**Exercise brief:** Find the word "this" in the data. Return every line where it appears.

(Data entries)
○ ○ ○
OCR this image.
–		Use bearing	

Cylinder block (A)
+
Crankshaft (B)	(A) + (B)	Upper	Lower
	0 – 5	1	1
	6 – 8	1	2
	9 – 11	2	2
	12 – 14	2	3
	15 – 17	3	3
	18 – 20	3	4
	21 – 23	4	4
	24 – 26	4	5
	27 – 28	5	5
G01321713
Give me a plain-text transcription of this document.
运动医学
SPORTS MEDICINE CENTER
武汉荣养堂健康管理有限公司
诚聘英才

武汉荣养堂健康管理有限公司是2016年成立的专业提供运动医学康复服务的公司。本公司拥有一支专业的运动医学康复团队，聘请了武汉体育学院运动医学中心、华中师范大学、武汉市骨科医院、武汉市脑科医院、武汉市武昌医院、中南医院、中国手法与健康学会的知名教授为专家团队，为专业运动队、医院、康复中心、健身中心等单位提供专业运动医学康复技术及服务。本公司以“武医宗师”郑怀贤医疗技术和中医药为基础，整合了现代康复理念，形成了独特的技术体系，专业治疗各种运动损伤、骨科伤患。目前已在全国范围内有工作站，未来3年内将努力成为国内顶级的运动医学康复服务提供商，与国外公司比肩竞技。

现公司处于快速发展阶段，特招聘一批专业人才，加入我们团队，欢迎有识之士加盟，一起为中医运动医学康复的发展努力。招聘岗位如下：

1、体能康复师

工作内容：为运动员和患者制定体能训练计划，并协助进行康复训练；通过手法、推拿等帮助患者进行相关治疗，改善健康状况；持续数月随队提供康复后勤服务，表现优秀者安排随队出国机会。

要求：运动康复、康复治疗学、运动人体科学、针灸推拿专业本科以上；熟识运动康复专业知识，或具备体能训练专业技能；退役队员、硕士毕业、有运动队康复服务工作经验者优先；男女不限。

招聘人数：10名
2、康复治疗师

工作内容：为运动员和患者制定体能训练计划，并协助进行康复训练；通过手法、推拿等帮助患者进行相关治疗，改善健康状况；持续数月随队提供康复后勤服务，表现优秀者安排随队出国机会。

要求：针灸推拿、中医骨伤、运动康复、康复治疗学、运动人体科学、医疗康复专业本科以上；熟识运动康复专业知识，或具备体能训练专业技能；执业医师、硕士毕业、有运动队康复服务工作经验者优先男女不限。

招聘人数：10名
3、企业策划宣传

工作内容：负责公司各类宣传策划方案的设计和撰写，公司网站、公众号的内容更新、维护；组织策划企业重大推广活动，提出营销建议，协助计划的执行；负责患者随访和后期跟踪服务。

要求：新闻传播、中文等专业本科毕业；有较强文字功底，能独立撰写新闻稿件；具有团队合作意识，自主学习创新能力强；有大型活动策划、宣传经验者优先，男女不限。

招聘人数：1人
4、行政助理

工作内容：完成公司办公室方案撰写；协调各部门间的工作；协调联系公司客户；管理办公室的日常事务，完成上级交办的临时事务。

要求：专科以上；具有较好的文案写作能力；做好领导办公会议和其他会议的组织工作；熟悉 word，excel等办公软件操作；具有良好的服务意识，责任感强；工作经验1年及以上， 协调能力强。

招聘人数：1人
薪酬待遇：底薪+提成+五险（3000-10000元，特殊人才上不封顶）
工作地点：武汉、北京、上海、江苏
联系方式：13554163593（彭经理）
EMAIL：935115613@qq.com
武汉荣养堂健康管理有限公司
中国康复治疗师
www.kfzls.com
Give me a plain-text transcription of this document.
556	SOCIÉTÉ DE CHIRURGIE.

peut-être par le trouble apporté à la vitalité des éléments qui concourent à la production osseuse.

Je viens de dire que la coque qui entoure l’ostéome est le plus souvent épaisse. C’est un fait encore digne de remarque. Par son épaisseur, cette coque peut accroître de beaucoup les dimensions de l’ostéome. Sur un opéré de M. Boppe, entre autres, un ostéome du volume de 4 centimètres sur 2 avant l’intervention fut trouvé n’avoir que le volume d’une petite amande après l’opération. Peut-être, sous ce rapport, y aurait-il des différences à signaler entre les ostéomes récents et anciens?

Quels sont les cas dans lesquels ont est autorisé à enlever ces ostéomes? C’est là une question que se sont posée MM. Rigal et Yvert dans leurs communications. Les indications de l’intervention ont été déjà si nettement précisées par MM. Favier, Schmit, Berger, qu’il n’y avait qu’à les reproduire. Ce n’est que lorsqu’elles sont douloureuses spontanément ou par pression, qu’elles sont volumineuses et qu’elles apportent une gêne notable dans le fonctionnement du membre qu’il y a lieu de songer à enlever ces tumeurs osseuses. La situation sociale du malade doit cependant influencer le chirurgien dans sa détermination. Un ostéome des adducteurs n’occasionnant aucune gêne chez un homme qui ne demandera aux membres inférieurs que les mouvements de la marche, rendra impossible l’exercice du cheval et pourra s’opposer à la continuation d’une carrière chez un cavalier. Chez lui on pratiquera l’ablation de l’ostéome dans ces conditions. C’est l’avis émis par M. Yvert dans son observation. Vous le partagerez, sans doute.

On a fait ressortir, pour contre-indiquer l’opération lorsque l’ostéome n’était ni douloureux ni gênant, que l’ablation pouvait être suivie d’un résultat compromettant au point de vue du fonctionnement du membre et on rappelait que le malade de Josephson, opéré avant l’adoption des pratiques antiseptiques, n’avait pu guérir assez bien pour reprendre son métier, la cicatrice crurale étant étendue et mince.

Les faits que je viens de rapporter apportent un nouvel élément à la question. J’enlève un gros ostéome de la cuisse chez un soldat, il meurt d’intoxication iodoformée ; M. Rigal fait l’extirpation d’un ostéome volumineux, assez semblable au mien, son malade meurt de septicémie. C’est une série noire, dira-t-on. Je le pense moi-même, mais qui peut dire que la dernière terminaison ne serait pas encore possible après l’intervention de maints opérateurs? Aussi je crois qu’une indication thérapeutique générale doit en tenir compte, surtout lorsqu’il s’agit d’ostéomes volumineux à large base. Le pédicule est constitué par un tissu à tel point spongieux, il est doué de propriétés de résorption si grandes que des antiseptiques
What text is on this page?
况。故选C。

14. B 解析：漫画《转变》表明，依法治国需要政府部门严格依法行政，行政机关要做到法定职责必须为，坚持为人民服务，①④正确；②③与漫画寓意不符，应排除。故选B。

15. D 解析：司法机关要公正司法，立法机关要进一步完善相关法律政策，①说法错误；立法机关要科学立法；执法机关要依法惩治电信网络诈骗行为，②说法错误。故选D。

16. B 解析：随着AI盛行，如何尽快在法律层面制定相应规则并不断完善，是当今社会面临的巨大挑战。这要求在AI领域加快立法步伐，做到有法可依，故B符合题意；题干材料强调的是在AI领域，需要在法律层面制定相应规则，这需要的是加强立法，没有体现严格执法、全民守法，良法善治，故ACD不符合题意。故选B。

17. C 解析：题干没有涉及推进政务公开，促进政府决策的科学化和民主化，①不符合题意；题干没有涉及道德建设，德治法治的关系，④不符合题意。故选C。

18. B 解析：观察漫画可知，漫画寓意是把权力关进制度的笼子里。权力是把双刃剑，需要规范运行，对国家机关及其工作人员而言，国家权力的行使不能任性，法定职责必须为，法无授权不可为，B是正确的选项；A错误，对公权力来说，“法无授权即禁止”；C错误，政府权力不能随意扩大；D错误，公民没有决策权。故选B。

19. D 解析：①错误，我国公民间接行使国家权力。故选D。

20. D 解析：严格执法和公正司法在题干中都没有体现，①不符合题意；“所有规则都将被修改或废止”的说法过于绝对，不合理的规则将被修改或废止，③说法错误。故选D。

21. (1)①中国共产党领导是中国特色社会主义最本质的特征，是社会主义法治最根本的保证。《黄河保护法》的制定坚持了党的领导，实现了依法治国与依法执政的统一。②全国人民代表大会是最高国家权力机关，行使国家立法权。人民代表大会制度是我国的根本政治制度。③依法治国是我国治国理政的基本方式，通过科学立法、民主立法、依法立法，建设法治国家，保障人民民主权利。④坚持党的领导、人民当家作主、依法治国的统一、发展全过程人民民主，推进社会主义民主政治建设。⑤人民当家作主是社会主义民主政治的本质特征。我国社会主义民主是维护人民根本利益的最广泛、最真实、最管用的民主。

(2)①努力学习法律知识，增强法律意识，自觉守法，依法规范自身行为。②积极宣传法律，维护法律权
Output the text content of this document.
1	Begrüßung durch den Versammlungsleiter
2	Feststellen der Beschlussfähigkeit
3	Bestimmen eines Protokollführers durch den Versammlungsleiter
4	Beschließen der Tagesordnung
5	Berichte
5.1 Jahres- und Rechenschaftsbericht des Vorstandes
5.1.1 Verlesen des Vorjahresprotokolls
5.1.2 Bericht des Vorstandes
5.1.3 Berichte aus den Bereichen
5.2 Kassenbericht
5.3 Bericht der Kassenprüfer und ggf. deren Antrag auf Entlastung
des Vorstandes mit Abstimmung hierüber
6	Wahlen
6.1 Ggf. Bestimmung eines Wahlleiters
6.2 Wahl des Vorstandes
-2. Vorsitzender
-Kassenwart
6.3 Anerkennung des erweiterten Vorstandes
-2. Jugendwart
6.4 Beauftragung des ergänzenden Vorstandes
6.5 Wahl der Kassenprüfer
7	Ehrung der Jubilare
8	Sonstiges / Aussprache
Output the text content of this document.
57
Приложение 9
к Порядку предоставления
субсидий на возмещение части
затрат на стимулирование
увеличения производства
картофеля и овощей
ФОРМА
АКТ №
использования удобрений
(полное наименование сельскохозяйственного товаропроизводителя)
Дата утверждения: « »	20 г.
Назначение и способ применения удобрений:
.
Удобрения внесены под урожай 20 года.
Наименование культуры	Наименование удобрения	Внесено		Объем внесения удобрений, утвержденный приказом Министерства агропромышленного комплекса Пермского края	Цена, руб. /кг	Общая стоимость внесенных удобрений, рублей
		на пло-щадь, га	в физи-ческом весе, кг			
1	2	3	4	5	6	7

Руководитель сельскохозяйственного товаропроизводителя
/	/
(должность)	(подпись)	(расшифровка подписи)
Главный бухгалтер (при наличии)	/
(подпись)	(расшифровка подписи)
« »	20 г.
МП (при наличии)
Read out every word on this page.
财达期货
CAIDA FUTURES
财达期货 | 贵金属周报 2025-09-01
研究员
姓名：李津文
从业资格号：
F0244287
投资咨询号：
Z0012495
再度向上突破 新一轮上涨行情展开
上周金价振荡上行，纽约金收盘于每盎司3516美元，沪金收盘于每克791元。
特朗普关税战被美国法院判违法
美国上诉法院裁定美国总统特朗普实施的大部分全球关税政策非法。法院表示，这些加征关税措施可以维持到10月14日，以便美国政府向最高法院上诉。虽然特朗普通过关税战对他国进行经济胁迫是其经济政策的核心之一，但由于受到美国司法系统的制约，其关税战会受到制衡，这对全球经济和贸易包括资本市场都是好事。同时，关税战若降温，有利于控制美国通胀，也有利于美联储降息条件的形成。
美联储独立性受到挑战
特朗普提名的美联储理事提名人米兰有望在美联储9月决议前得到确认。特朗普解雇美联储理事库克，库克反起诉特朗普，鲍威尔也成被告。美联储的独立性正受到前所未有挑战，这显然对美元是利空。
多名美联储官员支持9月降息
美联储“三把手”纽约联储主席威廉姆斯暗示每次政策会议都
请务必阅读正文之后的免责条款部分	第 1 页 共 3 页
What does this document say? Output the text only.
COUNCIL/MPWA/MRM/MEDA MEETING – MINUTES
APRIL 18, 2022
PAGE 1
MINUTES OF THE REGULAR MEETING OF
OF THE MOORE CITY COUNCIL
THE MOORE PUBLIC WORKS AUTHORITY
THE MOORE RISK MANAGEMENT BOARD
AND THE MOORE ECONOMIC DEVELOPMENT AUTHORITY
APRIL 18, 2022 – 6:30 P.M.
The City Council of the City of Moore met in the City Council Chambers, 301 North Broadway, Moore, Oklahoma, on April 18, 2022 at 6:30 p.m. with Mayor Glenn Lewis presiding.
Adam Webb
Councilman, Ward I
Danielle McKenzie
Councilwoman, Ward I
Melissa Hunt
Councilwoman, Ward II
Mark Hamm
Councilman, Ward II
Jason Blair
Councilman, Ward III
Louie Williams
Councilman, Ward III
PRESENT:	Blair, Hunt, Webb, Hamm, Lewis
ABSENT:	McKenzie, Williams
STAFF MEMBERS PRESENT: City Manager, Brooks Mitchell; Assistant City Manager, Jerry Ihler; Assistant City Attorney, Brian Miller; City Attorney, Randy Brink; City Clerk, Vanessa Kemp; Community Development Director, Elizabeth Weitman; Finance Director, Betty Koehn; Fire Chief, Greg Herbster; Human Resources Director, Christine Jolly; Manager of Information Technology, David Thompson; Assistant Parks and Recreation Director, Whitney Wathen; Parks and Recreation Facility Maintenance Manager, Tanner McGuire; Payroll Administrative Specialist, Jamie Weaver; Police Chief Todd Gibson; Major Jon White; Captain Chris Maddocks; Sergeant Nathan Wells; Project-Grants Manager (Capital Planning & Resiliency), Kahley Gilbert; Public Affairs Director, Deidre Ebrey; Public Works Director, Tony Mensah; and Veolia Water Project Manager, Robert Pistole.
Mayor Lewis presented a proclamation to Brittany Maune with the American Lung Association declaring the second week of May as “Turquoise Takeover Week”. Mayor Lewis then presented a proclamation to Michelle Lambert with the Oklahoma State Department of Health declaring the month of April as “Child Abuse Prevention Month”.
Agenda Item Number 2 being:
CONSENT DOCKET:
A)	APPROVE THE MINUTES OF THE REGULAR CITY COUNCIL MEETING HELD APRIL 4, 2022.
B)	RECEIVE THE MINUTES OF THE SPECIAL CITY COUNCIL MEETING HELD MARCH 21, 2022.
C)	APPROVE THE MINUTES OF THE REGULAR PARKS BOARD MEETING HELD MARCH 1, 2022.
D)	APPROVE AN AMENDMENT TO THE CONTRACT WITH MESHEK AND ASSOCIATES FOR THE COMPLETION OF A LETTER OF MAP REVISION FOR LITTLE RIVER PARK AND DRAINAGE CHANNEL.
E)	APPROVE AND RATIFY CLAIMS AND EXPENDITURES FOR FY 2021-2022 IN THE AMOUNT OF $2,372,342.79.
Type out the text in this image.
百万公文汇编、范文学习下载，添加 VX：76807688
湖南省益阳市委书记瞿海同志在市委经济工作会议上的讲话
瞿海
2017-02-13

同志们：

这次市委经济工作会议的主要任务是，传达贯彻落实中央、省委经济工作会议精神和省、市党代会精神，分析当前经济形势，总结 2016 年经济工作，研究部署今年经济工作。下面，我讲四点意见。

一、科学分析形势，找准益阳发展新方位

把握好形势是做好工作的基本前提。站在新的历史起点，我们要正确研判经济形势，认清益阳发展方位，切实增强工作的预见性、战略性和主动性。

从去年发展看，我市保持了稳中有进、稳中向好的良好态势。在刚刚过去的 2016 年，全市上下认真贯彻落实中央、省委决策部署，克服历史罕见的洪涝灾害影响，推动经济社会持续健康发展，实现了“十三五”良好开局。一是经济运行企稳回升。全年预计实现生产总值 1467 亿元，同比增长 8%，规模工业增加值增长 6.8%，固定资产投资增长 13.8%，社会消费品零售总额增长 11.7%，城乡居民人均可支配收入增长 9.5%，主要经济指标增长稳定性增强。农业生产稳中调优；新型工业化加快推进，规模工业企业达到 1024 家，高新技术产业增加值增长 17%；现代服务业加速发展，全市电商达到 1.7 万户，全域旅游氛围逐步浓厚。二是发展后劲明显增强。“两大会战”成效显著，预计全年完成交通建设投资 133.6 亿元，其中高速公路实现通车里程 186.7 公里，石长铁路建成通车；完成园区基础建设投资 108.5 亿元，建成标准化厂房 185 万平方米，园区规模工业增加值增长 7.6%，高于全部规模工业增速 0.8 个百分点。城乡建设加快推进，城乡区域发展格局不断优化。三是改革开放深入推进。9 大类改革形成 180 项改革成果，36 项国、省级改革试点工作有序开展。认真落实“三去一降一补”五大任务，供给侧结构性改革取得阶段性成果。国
○ ○ ○
**Task response:**
OCR this image.
Give me a plain-text transcription of this document.
Give me a plain-text transcription of this document.
What text is on this page?
Output the text content of this document.
Output the text content of this document.
Read out every word on this page.
What does this document say? Output the text only.
Type out the text in this image.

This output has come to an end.